--- Start Information shown ---

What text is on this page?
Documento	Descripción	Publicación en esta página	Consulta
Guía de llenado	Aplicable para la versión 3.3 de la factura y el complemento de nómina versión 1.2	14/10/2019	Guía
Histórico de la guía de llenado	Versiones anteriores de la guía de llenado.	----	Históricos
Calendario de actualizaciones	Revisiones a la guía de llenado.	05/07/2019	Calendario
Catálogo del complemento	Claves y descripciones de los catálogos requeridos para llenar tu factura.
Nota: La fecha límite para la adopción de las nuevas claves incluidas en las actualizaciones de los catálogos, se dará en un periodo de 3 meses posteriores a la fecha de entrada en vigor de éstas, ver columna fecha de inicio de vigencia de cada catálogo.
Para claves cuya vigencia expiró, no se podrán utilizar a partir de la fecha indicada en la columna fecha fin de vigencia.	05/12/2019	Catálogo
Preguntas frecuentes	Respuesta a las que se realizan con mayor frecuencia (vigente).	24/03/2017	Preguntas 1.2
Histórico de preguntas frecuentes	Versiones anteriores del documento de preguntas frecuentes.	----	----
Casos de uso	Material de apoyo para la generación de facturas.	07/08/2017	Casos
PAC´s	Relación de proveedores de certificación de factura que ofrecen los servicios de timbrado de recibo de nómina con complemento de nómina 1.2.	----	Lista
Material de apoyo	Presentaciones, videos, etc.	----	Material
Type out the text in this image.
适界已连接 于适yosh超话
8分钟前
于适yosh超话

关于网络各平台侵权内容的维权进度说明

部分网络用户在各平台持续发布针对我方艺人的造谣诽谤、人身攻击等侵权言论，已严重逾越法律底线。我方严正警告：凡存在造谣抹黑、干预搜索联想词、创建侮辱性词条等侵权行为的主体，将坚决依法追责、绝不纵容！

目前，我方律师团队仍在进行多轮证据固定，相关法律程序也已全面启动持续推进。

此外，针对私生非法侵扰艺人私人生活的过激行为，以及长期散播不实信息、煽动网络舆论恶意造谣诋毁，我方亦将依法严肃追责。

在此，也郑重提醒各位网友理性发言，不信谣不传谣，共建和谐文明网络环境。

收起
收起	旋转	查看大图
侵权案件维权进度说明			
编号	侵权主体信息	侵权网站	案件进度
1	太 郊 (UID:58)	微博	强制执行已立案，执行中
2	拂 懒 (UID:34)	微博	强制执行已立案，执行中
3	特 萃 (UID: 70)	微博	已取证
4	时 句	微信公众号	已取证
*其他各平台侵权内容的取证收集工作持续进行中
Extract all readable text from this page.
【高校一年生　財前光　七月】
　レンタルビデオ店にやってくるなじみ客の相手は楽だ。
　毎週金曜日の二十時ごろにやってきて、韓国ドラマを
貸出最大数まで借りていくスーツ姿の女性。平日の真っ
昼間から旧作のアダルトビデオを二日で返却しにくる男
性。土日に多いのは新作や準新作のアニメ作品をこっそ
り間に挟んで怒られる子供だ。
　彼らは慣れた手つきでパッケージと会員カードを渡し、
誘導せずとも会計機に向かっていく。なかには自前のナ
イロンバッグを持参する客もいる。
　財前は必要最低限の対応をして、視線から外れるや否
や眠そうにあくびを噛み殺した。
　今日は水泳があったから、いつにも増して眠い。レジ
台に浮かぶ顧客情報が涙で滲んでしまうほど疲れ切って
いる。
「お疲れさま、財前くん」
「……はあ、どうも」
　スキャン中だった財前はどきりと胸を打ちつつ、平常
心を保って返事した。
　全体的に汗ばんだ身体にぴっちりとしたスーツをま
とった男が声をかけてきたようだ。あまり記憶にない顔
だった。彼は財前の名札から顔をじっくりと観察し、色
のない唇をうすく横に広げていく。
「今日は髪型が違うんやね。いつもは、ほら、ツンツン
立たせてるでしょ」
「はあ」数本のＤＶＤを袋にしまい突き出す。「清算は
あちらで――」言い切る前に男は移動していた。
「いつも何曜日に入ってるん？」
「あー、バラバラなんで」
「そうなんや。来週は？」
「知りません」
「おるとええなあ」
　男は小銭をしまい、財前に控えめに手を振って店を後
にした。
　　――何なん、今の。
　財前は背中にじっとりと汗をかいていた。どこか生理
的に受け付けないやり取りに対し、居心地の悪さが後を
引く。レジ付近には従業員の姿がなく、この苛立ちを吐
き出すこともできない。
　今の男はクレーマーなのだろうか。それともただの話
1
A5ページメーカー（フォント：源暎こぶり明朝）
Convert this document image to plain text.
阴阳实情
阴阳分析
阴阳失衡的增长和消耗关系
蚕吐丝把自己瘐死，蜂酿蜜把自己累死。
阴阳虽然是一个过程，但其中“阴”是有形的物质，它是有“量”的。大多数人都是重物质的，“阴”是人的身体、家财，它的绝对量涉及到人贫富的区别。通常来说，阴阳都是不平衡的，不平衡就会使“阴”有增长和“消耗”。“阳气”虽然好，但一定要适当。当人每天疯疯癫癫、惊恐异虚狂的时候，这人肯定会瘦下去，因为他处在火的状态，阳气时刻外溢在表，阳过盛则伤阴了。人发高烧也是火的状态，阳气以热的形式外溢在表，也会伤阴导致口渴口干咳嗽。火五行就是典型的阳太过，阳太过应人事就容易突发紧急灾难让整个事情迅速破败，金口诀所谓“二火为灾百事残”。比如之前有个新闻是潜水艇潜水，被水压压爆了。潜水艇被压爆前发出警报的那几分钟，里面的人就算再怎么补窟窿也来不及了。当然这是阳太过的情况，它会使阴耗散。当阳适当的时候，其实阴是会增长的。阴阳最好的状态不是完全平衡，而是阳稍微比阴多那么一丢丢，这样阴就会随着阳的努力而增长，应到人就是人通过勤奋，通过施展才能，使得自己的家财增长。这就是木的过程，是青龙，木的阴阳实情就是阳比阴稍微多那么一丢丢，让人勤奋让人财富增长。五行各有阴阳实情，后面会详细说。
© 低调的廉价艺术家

--- End Information shown ---

Direction - From the listing above, copy all lines holding the word "llenado".

Response to the task -
Guía de llenado	Aplicable para la versión 3.3 de la factura y el complemento de nómina versión 1.2	14/10/2019	Guía
Histórico de la guía de llenado	Versiones anteriores de la guía de llenado.	----	Históricos
Calendario de actualizaciones	Revisiones a la guía de llenado.	05/07/2019	Calendario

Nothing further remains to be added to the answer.